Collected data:

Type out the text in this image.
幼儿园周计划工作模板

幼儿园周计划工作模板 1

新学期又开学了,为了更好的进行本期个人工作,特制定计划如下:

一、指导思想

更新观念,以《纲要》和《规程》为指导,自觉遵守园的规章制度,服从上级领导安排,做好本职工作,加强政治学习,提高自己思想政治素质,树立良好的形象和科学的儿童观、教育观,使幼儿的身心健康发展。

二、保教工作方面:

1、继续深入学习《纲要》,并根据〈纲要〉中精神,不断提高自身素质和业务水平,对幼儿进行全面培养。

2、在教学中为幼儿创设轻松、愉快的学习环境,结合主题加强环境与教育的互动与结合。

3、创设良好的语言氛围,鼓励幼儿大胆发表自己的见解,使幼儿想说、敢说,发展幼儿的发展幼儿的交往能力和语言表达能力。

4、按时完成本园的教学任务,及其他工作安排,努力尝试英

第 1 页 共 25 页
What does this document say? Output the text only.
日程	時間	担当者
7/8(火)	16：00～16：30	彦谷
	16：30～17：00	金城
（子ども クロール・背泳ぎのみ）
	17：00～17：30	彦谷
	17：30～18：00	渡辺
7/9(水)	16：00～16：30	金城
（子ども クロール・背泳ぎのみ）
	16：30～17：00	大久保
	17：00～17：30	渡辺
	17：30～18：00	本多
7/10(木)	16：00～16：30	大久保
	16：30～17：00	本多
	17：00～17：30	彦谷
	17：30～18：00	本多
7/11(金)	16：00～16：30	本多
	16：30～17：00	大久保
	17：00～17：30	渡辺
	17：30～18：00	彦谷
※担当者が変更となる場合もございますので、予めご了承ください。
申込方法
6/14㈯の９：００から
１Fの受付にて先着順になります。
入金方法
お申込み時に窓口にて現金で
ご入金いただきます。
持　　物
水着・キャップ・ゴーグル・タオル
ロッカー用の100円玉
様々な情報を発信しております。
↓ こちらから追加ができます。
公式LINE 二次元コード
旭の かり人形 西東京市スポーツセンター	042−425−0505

WHAT YOU HAVE TO DO: Reproduce the material above, every line of it, exactly.

ANSWER TO THIS TASK:
Type out the text in this image.
幼儿园周计划工作模板

幼儿园周计划工作模板 1

新学期又开学了,为了更好的进行本期个人工作,特制定计划如下:

一、指导思想

更新观念,以《纲要》和《规程》为指导,自觉遵守园的规章制度,服从上级领导安排,做好本职工作,加强政治学习,提高自己思想政治素质,树立良好的形象和科学的儿童观、教育观,使幼儿的身心健康发展。

二、保教工作方面:

1、继续深入学习《纲要》,并根据〈纲要〉中精神,不断提高自身素质和业务水平,对幼儿进行全面培养。

2、在教学中为幼儿创设轻松、愉快的学习环境,结合主题加强环境与教育的互动与结合。

3、创设良好的语言氛围,鼓励幼儿大胆发表自己的见解,使幼儿想说、敢说,发展幼儿的发展幼儿的交往能力和语言表达能力。

4、按时完成本园的教学任务,及其他工作安排,努力尝试英

第 1 页 共 25 页
What does this document say? Output the text only.
日程	時間	担当者
7/8(火)	16：00～16：30	彦谷
	16：30～17：00	金城
（子ども クロール・背泳ぎのみ）
	17：00～17：30	彦谷
	17：30～18：00	渡辺
7/9(水)	16：00～16：30	金城
（子ども クロール・背泳ぎのみ）
	16：30～17：00	大久保
	17：00～17：30	渡辺
	17：30～18：00	本多
7/10(木)	16：00～16：30	大久保
	16：30～17：00	本多
	17：00～17：30	彦谷
	17：30～18：00	本多
7/11(金)	16：00～16：30	本多
	16：30～17：00	大久保
	17：00～17：30	渡辺
	17：30～18：00	彦谷
※担当者が変更となる場合もございますので、予めご了承ください。
申込方法
6/14㈯の９：００から
１Fの受付にて先着順になります。
入金方法
お申込み時に窓口にて現金で
ご入金いただきます。
持　　物
水着・キャップ・ゴーグル・タオル
ロッカー用の100円玉
様々な情報を発信しております。
↓ こちらから追加ができます。
公式LINE 二次元コード
旭の かり人形 西東京市スポーツセンター	042−425−0505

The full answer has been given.